PROBLEM » Report all lines from the entries below in which "Ίσοι" appears.

[Stored records]

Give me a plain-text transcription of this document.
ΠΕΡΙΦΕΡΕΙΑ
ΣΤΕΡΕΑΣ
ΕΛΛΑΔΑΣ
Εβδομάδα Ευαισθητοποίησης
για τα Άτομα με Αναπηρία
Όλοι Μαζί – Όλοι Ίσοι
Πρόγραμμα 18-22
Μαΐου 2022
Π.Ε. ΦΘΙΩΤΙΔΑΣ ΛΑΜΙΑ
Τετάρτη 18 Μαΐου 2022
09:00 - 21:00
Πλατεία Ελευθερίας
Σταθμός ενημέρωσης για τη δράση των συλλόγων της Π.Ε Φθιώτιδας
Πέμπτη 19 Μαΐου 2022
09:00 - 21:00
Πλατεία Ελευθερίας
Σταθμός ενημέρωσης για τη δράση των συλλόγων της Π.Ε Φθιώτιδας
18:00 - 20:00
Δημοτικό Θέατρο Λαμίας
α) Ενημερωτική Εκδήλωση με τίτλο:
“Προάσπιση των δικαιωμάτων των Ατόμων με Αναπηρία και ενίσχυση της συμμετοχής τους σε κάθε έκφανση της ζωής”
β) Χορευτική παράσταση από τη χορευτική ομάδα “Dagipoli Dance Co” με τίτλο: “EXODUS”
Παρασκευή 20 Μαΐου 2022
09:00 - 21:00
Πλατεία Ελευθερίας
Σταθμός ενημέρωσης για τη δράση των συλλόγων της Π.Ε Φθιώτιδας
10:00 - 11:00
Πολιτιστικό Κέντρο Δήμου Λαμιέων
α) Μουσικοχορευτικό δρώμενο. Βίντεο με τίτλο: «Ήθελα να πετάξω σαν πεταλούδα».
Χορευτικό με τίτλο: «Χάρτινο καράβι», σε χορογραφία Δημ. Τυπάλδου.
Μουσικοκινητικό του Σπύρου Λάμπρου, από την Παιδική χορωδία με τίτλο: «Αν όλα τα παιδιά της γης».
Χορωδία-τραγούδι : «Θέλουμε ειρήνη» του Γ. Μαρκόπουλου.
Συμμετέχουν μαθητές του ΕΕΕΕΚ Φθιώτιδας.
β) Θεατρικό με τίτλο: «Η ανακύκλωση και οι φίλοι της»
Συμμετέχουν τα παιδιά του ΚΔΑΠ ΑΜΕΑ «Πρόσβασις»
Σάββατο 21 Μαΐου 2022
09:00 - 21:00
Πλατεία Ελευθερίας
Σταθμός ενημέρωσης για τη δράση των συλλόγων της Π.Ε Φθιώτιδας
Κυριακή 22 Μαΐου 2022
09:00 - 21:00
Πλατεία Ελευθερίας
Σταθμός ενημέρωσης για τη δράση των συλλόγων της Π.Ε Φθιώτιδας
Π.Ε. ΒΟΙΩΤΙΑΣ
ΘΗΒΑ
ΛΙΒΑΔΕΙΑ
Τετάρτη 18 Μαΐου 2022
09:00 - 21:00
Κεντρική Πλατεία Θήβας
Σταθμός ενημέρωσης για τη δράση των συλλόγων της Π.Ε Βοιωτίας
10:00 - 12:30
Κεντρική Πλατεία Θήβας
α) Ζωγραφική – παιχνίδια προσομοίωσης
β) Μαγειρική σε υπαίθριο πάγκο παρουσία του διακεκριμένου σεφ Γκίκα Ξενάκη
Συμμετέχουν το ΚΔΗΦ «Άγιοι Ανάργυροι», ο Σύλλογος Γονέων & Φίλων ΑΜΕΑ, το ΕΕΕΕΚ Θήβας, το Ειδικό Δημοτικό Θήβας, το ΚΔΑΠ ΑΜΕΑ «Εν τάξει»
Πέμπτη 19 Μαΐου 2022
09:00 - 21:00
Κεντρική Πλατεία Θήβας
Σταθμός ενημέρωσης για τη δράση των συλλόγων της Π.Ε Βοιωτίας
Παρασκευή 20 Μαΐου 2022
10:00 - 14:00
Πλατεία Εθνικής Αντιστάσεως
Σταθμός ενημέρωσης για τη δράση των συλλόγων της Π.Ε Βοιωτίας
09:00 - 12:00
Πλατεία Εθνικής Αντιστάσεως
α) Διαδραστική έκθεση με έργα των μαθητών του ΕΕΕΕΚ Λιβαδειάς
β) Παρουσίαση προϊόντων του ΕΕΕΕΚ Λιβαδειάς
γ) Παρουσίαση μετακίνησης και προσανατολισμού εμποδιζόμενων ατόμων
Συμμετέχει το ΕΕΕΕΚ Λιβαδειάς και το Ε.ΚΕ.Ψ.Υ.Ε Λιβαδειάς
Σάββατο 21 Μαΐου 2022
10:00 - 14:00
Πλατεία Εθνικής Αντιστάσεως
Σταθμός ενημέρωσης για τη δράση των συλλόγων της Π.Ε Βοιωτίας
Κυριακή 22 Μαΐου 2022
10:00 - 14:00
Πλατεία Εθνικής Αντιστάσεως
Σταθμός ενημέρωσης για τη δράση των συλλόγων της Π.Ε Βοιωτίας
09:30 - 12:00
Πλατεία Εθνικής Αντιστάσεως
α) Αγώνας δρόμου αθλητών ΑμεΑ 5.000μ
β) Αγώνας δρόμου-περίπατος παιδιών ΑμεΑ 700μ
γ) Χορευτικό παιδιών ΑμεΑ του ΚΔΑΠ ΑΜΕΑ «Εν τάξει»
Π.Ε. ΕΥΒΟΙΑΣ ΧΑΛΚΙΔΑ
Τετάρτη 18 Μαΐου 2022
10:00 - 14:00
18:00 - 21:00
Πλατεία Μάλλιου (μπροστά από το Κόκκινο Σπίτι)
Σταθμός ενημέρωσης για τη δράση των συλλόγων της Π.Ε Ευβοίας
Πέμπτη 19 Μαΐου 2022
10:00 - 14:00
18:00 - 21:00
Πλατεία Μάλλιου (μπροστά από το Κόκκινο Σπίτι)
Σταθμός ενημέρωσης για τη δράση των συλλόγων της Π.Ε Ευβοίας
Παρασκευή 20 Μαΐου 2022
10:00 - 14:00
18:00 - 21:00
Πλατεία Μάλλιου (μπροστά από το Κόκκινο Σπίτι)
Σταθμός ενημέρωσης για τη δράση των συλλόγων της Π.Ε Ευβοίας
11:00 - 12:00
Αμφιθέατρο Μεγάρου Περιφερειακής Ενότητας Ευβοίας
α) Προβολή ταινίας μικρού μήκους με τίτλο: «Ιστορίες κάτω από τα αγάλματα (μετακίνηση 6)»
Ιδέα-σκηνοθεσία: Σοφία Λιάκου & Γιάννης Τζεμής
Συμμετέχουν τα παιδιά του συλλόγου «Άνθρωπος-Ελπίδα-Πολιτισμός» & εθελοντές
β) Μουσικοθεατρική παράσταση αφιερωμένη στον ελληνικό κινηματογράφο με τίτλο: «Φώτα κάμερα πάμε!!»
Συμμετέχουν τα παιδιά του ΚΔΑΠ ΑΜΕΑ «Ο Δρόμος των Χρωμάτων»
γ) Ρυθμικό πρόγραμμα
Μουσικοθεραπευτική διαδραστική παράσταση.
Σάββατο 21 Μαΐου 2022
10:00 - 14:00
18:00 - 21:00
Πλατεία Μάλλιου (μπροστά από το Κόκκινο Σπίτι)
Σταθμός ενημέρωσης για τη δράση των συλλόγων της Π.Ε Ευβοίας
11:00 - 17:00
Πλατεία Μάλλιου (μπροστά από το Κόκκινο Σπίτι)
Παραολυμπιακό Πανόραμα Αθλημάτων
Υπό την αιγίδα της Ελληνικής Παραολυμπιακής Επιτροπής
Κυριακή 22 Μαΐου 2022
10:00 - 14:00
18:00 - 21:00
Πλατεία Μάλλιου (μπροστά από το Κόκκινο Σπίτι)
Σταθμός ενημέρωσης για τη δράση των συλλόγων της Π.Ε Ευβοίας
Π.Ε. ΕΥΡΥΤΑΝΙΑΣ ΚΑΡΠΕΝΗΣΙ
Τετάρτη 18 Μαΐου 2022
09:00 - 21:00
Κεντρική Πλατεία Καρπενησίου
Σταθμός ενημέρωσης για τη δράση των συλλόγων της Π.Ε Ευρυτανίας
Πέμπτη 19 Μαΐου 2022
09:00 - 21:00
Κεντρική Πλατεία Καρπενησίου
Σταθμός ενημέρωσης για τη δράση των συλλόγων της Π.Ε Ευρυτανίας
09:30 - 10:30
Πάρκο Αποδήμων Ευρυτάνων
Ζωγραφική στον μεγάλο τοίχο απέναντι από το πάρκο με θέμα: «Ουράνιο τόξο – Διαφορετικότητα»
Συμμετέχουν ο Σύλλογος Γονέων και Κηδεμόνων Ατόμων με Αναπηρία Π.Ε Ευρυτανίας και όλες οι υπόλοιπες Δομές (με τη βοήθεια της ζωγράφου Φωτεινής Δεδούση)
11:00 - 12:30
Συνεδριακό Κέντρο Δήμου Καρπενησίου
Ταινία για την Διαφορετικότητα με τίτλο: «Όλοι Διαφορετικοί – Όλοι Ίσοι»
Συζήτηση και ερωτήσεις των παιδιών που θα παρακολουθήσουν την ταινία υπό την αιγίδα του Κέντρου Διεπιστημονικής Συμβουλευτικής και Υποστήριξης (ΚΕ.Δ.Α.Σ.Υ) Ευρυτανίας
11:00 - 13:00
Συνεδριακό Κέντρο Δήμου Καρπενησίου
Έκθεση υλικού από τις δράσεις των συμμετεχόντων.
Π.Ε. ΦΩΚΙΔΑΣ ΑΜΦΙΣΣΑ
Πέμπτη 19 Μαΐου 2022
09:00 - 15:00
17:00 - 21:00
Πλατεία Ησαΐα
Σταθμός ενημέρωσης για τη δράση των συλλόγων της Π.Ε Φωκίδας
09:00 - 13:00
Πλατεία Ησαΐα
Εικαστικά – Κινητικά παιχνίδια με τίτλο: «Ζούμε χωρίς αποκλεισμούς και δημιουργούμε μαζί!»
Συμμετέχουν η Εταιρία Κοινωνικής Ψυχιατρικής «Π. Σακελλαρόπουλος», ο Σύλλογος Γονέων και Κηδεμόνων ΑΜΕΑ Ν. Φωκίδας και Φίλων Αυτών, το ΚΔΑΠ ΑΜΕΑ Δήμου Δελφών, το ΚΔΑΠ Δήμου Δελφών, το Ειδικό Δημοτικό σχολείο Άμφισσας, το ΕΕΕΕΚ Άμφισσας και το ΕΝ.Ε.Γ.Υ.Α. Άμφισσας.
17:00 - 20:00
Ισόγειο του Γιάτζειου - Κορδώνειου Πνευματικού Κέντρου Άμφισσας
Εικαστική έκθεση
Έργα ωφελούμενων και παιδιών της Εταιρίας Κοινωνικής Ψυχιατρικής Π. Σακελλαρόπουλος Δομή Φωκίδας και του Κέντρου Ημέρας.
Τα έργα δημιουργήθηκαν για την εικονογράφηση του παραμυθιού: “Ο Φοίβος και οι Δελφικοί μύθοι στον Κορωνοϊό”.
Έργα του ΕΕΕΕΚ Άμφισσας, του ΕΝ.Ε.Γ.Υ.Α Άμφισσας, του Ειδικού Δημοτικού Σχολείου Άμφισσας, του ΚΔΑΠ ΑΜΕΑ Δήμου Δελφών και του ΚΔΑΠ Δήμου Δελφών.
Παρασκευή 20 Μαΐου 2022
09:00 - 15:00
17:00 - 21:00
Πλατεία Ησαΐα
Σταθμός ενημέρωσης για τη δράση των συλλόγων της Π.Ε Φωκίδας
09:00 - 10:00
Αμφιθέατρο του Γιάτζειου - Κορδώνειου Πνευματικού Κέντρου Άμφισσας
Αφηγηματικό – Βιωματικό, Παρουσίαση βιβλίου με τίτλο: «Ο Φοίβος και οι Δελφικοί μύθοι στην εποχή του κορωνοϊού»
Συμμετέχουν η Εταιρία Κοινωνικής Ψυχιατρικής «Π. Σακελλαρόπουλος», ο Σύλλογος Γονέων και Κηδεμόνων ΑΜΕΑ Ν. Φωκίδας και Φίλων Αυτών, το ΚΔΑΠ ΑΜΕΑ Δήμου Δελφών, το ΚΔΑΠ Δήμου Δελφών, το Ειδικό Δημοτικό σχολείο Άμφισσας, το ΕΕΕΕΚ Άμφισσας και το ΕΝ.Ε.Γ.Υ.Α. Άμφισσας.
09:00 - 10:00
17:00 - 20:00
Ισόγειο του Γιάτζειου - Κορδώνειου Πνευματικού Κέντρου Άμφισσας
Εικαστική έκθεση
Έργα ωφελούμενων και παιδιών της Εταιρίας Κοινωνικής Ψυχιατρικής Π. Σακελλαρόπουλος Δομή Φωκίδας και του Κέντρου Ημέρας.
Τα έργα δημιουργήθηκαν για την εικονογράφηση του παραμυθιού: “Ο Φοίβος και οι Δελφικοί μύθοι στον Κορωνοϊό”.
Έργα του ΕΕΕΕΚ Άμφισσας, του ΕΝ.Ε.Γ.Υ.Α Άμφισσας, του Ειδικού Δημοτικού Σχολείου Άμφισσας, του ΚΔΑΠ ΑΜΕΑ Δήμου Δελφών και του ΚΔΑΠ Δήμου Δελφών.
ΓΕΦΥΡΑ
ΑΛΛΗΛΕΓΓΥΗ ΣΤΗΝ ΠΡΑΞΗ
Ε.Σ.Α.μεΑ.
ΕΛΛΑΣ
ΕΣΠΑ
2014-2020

SOLUTION TO THIS TASK »
Όλοι Μαζί – Όλοι Ίσοι
Ταινία για την Διαφορετικότητα με τίτλο: «Όλοι Διαφορετικοί – Όλοι Ίσοι»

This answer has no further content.